Exactly reproduce the lines of the listing below from the one containing "Enumerate this screenshot's" through the one containing "Give me the". Skip the images.

* **Data supplied**
● ● ● ● ●
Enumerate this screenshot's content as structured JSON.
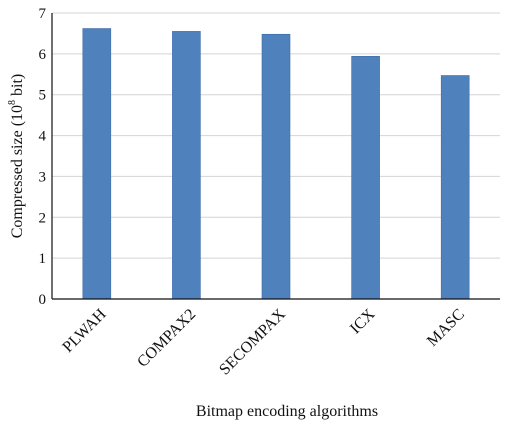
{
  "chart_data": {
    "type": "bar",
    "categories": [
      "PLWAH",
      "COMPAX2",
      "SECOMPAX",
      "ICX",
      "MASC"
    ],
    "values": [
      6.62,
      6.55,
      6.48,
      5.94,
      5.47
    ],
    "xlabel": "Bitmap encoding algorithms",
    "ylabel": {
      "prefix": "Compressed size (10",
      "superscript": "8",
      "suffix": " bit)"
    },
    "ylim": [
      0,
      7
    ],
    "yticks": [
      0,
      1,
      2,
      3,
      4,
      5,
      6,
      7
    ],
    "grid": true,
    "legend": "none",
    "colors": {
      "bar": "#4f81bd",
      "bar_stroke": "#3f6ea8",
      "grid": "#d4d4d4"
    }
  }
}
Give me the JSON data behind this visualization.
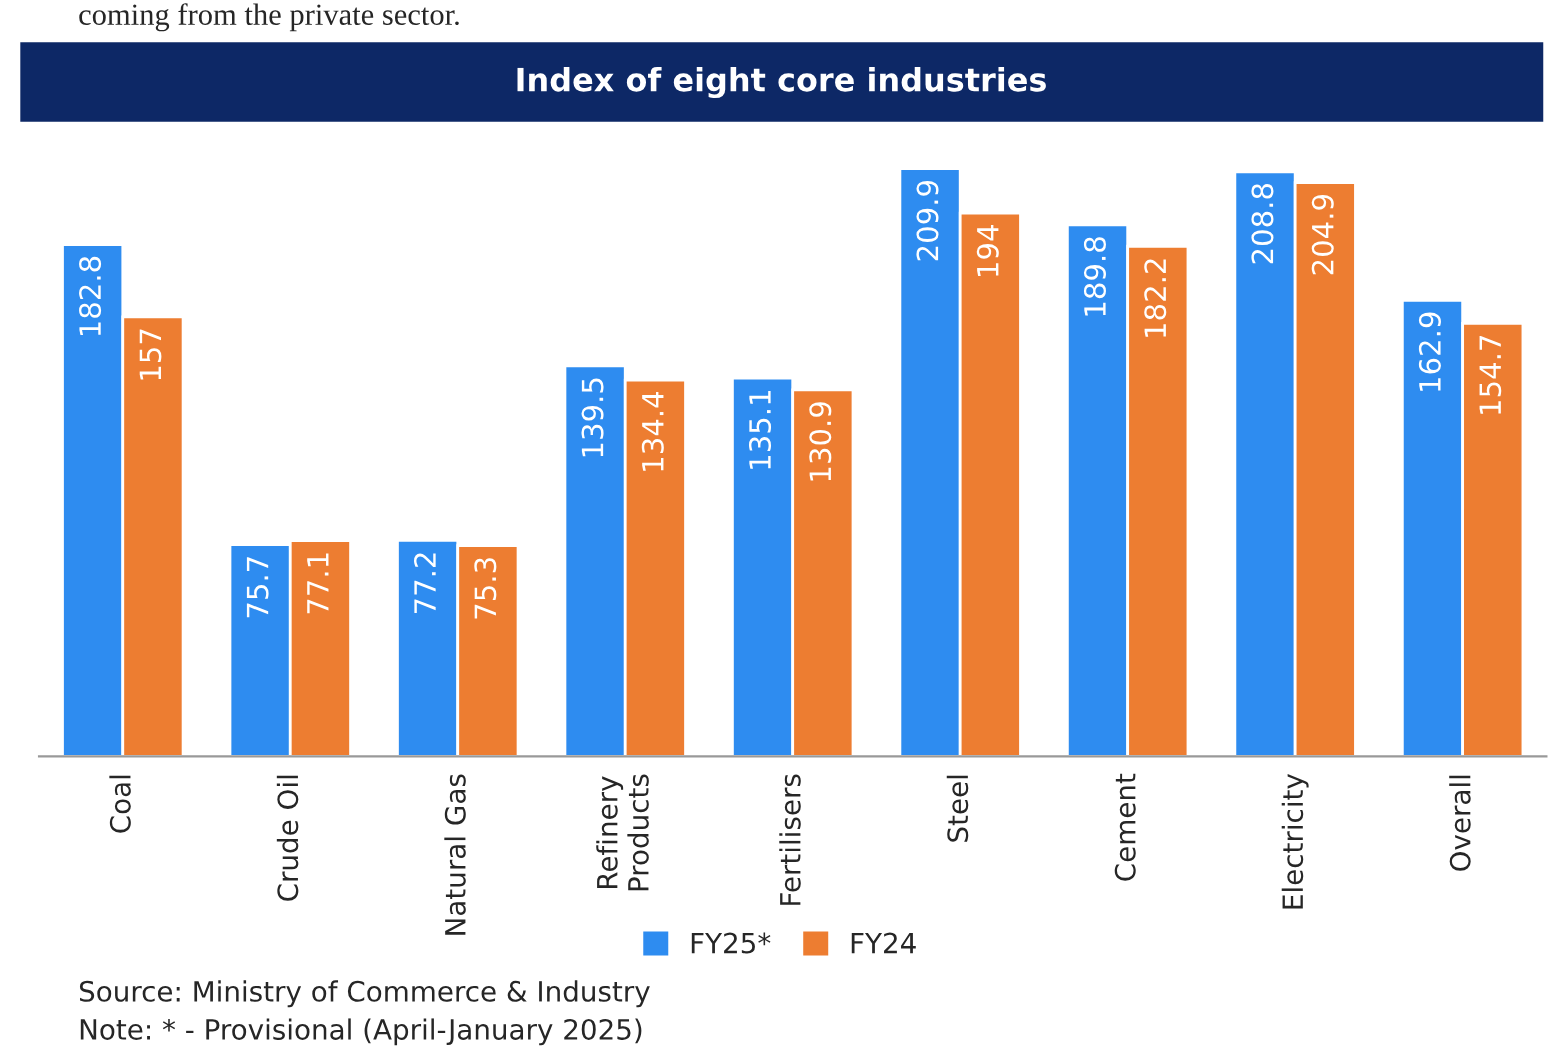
● ● ● ● ●
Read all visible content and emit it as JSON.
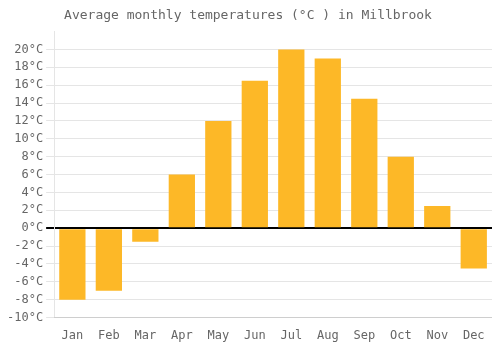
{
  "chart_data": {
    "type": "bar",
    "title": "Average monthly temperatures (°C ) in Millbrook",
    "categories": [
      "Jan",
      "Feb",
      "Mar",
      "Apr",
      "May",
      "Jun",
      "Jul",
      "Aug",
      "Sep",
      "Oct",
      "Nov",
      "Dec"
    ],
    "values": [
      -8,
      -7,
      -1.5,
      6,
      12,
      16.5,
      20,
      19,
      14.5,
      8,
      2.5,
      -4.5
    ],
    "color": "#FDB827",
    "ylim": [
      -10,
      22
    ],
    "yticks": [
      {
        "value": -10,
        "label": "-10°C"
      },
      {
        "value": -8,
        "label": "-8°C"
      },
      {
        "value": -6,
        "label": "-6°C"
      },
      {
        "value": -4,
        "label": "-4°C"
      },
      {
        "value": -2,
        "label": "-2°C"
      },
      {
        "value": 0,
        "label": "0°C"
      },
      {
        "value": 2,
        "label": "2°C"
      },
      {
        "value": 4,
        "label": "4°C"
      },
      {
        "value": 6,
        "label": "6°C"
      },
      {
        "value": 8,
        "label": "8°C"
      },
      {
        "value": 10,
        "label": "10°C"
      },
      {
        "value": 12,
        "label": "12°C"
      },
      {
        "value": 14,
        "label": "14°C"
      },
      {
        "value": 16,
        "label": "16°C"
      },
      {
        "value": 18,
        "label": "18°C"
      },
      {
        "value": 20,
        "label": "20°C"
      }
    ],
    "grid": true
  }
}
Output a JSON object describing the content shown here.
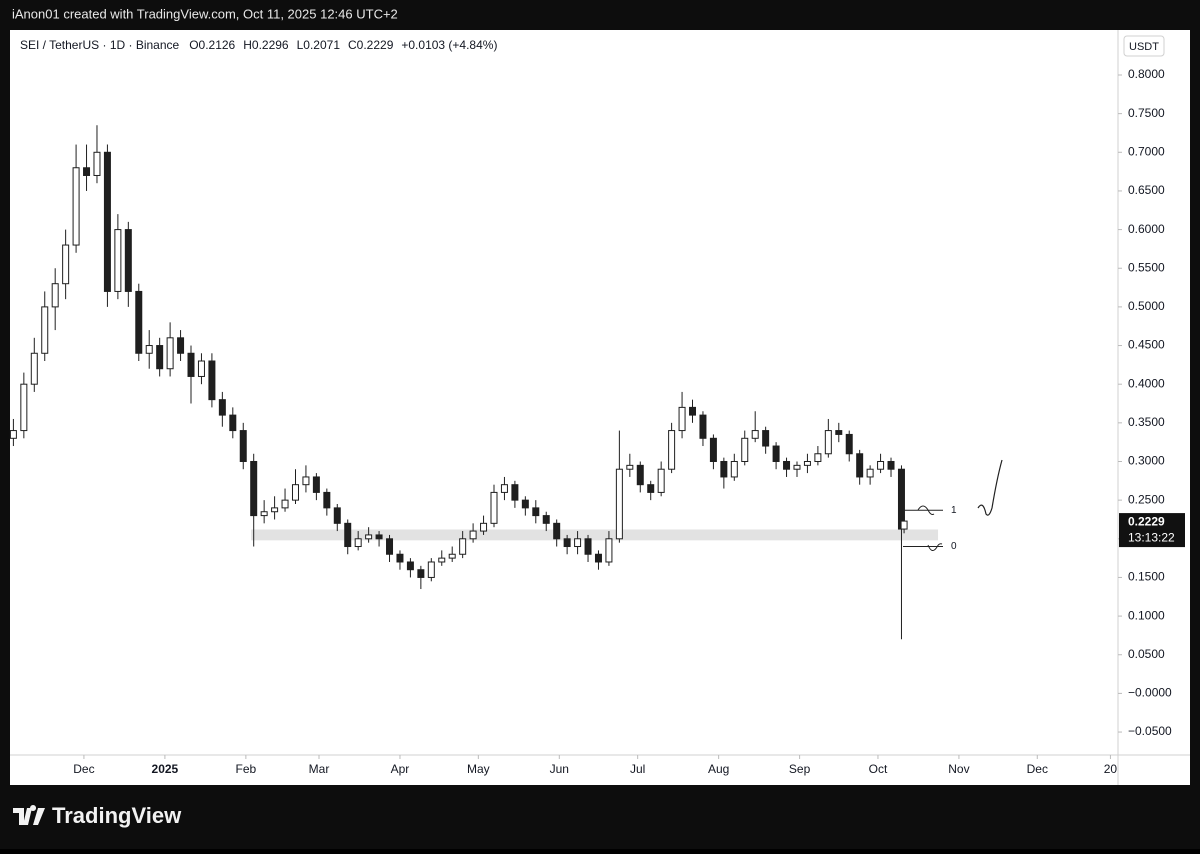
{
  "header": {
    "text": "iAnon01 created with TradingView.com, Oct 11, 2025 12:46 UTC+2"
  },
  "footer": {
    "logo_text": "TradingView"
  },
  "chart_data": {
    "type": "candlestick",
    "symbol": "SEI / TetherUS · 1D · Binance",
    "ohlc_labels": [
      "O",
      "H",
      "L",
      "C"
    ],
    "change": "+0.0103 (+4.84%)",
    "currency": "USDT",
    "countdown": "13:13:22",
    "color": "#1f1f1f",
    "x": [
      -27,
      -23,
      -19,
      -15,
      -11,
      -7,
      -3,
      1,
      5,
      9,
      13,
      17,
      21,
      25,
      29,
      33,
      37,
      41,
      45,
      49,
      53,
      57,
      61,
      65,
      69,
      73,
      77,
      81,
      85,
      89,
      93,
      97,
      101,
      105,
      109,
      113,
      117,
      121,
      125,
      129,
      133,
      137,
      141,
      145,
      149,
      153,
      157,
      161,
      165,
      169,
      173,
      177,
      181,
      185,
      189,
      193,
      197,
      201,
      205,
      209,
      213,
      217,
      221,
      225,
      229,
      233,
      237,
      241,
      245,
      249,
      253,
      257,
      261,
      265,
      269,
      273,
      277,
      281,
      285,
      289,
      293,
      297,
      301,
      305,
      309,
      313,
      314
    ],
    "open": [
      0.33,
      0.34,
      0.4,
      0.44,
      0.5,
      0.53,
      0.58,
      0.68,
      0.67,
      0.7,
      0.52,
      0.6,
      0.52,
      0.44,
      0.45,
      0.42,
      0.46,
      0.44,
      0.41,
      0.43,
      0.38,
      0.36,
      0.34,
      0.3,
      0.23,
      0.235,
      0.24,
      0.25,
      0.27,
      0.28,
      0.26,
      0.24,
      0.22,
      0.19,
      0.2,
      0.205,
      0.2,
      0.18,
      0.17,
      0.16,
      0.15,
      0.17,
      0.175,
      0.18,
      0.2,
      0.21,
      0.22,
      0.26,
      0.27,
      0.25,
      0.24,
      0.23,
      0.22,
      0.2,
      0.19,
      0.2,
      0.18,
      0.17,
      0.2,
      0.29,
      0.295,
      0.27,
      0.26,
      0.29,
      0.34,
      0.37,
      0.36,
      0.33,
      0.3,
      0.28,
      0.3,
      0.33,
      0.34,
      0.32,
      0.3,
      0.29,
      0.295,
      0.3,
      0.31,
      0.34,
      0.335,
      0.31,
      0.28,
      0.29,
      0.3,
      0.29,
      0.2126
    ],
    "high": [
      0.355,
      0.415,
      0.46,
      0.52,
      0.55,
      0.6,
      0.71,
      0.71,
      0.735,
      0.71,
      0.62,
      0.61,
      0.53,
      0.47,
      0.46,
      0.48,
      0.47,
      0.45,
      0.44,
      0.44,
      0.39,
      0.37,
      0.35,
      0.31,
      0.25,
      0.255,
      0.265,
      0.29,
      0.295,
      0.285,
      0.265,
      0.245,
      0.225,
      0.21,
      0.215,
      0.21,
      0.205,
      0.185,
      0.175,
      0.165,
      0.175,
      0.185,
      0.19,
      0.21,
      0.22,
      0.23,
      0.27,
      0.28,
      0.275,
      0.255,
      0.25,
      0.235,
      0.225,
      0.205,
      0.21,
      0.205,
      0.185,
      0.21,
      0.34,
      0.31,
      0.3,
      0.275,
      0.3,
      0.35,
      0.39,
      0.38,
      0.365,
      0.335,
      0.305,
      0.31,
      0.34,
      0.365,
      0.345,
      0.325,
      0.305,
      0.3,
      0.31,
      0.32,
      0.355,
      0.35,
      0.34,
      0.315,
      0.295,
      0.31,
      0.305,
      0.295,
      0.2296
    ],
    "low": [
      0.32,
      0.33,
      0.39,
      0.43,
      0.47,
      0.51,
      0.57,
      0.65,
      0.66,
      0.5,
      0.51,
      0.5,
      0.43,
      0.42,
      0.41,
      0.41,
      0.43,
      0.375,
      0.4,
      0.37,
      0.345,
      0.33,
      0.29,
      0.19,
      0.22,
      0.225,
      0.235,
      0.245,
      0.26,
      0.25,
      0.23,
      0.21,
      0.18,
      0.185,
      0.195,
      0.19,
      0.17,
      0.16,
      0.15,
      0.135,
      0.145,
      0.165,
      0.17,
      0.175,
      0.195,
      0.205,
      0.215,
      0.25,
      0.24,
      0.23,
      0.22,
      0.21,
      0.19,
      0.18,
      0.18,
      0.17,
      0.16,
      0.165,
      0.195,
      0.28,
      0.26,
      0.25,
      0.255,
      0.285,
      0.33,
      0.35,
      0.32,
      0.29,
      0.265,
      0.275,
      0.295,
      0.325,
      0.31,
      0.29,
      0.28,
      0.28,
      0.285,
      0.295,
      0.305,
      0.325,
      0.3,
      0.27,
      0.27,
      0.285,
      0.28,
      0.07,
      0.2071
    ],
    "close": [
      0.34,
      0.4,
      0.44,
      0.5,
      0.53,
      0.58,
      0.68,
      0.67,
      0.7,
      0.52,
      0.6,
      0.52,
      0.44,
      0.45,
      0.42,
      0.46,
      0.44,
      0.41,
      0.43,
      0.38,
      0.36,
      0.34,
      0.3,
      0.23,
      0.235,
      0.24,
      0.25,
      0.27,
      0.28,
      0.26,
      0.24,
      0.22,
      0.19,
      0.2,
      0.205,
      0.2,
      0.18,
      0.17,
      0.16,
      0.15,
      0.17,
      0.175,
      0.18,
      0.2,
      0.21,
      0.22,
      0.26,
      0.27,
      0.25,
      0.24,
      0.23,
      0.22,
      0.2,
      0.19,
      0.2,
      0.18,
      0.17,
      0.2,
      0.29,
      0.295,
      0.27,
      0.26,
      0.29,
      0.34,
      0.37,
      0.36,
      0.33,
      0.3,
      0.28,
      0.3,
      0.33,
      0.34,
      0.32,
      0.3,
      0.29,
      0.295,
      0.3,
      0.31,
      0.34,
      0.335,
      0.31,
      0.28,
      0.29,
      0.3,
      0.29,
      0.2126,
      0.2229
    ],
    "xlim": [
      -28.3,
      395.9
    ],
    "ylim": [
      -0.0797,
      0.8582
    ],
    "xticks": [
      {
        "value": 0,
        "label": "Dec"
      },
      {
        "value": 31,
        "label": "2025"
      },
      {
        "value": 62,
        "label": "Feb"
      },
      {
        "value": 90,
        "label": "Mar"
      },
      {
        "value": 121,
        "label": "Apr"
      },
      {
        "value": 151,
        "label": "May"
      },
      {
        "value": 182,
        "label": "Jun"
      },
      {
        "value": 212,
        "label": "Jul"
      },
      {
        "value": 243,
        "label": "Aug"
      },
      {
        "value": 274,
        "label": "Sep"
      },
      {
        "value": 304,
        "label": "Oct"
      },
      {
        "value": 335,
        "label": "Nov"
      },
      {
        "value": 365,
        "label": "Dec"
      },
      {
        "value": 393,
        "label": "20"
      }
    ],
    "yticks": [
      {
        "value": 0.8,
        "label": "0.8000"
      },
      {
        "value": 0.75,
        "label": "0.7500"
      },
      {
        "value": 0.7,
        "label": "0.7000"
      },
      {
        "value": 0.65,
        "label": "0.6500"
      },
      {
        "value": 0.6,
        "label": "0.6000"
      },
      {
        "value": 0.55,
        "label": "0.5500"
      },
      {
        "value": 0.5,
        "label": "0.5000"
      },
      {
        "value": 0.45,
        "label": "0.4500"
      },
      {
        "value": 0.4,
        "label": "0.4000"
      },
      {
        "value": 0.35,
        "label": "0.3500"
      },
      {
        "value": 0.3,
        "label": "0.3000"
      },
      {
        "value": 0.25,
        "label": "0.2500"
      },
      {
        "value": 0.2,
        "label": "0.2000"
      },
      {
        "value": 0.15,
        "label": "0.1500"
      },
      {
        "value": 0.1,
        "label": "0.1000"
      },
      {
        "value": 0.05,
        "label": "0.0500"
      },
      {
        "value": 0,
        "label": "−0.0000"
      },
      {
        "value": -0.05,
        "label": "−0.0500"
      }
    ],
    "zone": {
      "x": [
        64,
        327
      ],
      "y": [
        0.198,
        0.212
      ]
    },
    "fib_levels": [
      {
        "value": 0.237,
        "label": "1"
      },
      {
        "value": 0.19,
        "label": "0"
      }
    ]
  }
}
● ● ● ● ●
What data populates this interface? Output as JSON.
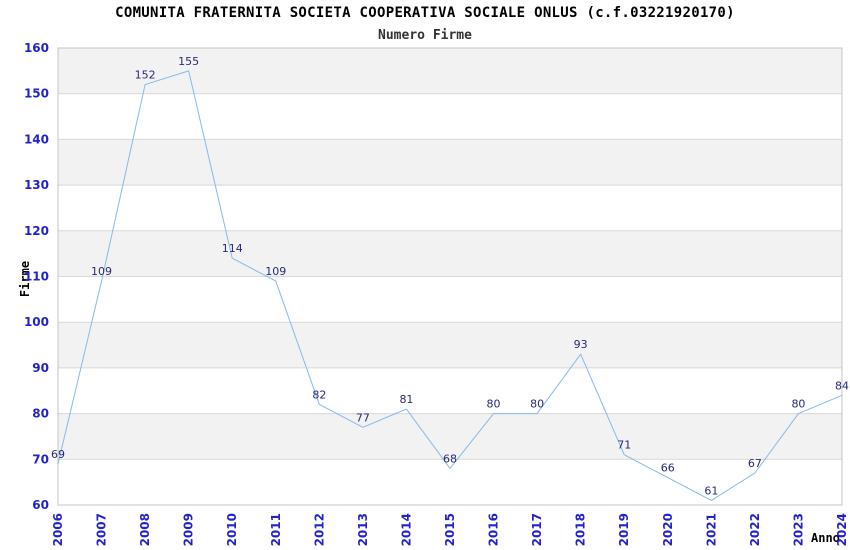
● ● ● ● ●
* **Exercise solution**
Enumerate this screenshot's content as structured JSON.
{
  "chart_data": {
    "type": "bar",
    "categories": [
      "PLWAH",
      "COMPAX2",
      "SECOMPAX",
      "ICX",
      "MASC"
    ],
    "values": [
      6.62,
      6.55,
      6.48,
      5.94,
      5.47
    ],
    "xlabel": "Bitmap encoding algorithms",
    "ylabel": {
      "prefix": "Compressed size (10",
      "superscript": "8",
      "suffix": " bit)"
    },
    "ylim": [
      0,
      7
    ],
    "yticks": [
      0,
      1,
      2,
      3,
      4,
      5,
      6,
      7
    ],
    "grid": true,
    "legend": "none",
    "colors": {
      "bar": "#4f81bd",
      "bar_stroke": "#3f6ea8",
      "grid": "#d4d4d4"
    }
  }
}
Give me the JSON data behind this visualization.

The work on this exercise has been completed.